» **Stored data**
- - - - - - -
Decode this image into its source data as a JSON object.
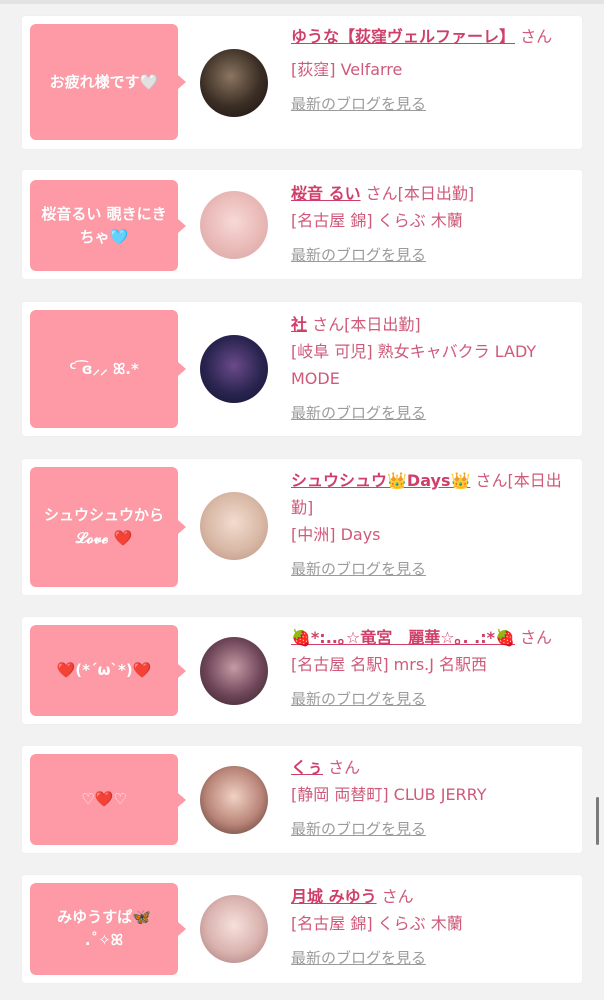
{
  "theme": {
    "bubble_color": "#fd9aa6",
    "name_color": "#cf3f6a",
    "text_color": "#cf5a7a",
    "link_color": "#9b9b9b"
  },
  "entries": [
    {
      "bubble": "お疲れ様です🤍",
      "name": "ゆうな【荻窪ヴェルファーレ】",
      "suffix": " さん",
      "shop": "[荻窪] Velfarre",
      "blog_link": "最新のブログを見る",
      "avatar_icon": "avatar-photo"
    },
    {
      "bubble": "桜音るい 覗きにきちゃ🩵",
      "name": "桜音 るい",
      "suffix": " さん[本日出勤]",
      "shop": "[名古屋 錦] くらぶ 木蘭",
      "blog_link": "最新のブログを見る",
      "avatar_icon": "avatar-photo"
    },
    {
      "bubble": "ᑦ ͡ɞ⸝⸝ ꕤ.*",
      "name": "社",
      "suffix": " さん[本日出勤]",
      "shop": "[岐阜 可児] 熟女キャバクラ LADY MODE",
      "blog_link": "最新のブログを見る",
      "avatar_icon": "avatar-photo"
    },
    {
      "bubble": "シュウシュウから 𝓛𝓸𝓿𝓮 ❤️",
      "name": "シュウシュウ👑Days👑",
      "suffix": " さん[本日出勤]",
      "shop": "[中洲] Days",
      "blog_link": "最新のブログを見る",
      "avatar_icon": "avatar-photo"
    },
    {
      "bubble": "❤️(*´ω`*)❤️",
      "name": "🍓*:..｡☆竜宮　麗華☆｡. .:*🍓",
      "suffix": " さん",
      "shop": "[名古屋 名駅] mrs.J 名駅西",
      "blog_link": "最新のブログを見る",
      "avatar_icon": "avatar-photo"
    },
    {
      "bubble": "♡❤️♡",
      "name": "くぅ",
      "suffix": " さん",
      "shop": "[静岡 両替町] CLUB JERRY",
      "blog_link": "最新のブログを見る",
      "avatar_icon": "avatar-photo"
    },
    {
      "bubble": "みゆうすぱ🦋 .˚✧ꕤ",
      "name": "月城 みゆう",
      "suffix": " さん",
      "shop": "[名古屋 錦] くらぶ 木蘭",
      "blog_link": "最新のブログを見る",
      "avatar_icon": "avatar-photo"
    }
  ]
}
- - - - - - -
» **GOAL OF THE EXERCISE**
Repeat every record above exactly, but leave out any pictures.

» **REPLY**
Decode this image into its source data as a JSON object.
{
  "theme": {
    "bubble_color": "#fd9aa6",
    "name_color": "#cf3f6a",
    "text_color": "#cf5a7a",
    "link_color": "#9b9b9b"
  },
  "entries": [
    {
      "bubble": "お疲れ様です🤍",
      "name": "ゆうな【荻窪ヴェルファーレ】",
      "suffix": " さん",
      "shop": "[荻窪] Velfarre",
      "blog_link": "最新のブログを見る",
      "avatar_icon": "avatar-photo"
    },
    {
      "bubble": "桜音るい 覗きにきちゃ🩵",
      "name": "桜音 るい",
      "suffix": " さん[本日出勤]",
      "shop": "[名古屋 錦] くらぶ 木蘭",
      "blog_link": "最新のブログを見る",
      "avatar_icon": "avatar-photo"
    },
    {
      "bubble": "ᑦ ͡ɞ⸝⸝ ꕤ.*",
      "name": "社",
      "suffix": " さん[本日出勤]",
      "shop": "[岐阜 可児] 熟女キャバクラ LADY MODE",
      "blog_link": "最新のブログを見る",
      "avatar_icon": "avatar-photo"
    },
    {
      "bubble": "シュウシュウから 𝓛𝓸𝓿𝓮 ❤️",
      "name": "シュウシュウ👑Days👑",
      "suffix": " さん[本日出勤]",
      "shop": "[中洲] Days",
      "blog_link": "最新のブログを見る",
      "avatar_icon": "avatar-photo"
    },
    {
      "bubble": "❤️(*´ω`*)❤️",
      "name": "🍓*:..｡☆竜宮　麗華☆｡. .:*🍓",
      "suffix": " さん",
      "shop": "[名古屋 名駅] mrs.J 名駅西",
      "blog_link": "最新のブログを見る",
      "avatar_icon": "avatar-photo"
    },
    {
      "bubble": "♡❤️♡",
      "name": "くぅ",
      "suffix": " さん",
      "shop": "[静岡 両替町] CLUB JERRY",
      "blog_link": "最新のブログを見る",
      "avatar_icon": "avatar-photo"
    },
    {
      "bubble": "みゆうすぱ🦋 .˚✧ꕤ",
      "name": "月城 みゆう",
      "suffix": " さん",
      "shop": "[名古屋 錦] くらぶ 木蘭",
      "blog_link": "最新のブログを見る",
      "avatar_icon": "avatar-photo"
    }
  ]
}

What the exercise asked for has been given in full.